_Saved entries_.

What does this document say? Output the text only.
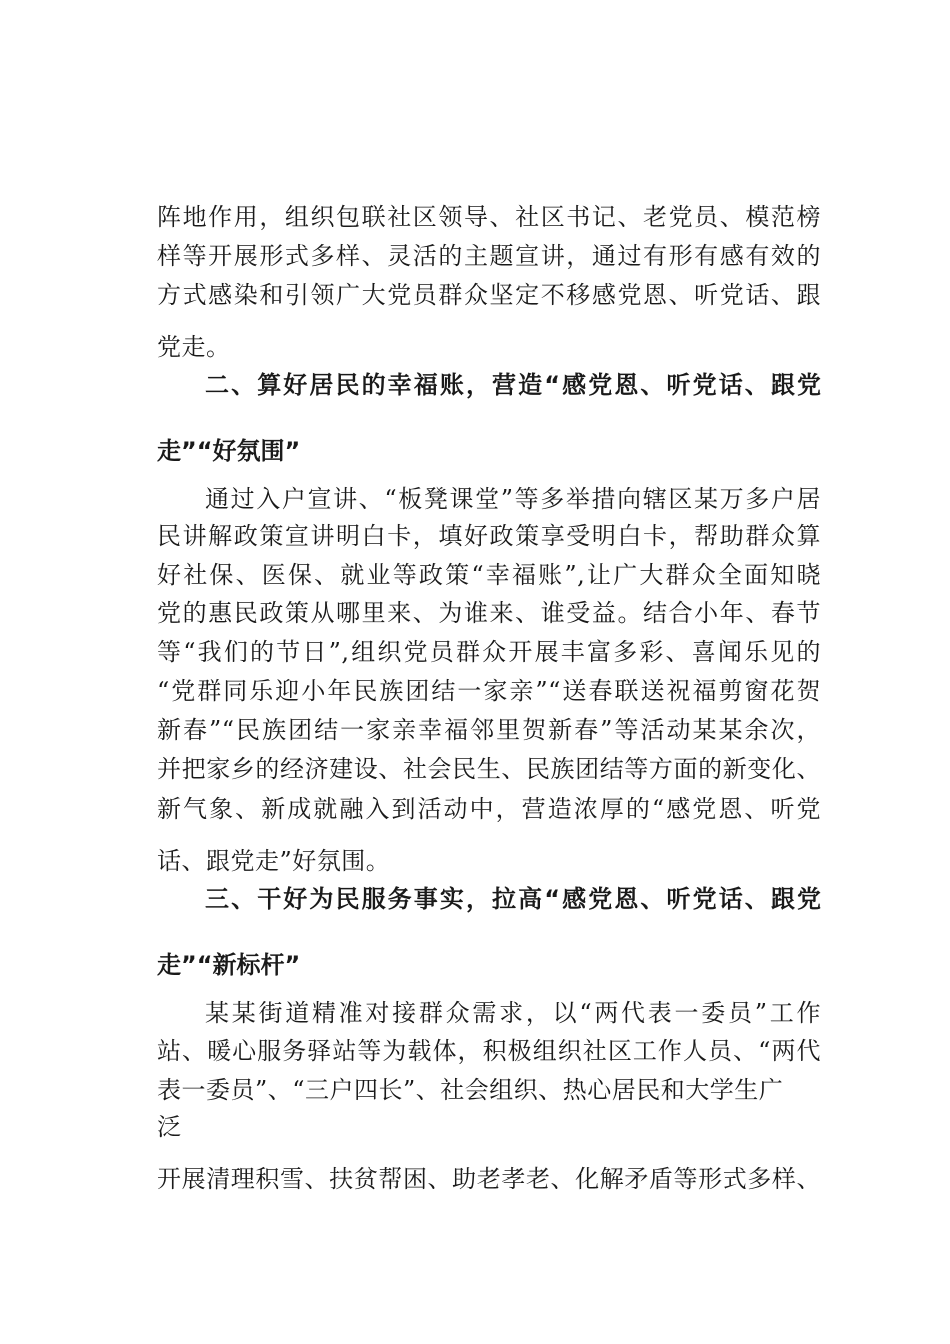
阵地作用，组织包联社区领导、社区书记、老党员、模范榜
样等开展形式多样、灵活的主题宣讲，通过有形有感有效的
方式感染和引领广大党员群众坚定不移感党恩、听党话、跟
党走。
二、算好居民的幸福账，营造“感党恩、听党话、跟党
走”“好氛围”
通过入户宣讲、“板凳课堂”等多举措向辖区某万多户居
民讲解政策宣讲明白卡，填好政策享受明白卡，帮助群众算
好社保、医保、就业等政策“幸福账”,让广大群众全面知晓
党的惠民政策从哪里来、为谁来、谁受益。结合小年、春节
等“我们的节日”,组织党员群众开展丰富多彩、喜闻乐见的
“党群同乐迎小年民族团结一家亲”“送春联送祝福剪窗花贺
新春”“民族团结一家亲幸福邻里贺新春”等活动某某余次，
并把家乡的经济建设、社会民生、民族团结等方面的新变化、
新气象、新成就融入到活动中，营造浓厚的“感党恩、听党
话、跟党走”好氛围。
三、干好为民服务事实，拉高“感党恩、听党话、跟党
走”“新标杆”
某某街道精准对接群众需求，以“两代表一委员”工作
站、暖心服务驿站等为载体，积极组织社区工作人员、“两代
表一委员”、“三户四长”、社会组织、热心居民和大学生广
泛
开展清理积雪、扶贫帮困、助老孝老、化解矛盾等形式多样、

_Work to be completed_. Reproduce the material in its entirety and word for word, without the pictures.

_Answer to the task_.
What does this document say? Output the text only.
阵地作用，组织包联社区领导、社区书记、老党员、模范榜
样等开展形式多样、灵活的主题宣讲，通过有形有感有效的
方式感染和引领广大党员群众坚定不移感党恩、听党话、跟
党走。
二、算好居民的幸福账，营造“感党恩、听党话、跟党
走”“好氛围”
通过入户宣讲、“板凳课堂”等多举措向辖区某万多户居
民讲解政策宣讲明白卡，填好政策享受明白卡，帮助群众算
好社保、医保、就业等政策“幸福账”,让广大群众全面知晓
党的惠民政策从哪里来、为谁来、谁受益。结合小年、春节
等“我们的节日”,组织党员群众开展丰富多彩、喜闻乐见的
“党群同乐迎小年民族团结一家亲”“送春联送祝福剪窗花贺
新春”“民族团结一家亲幸福邻里贺新春”等活动某某余次，
并把家乡的经济建设、社会民生、民族团结等方面的新变化、
新气象、新成就融入到活动中，营造浓厚的“感党恩、听党
话、跟党走”好氛围。
三、干好为民服务事实，拉高“感党恩、听党话、跟党
走”“新标杆”
某某街道精准对接群众需求，以“两代表一委员”工作
站、暖心服务驿站等为载体，积极组织社区工作人员、“两代
表一委员”、“三户四长”、社会组织、热心居民和大学生广
泛
开展清理积雪、扶贫帮困、助老孝老、化解矛盾等形式多样、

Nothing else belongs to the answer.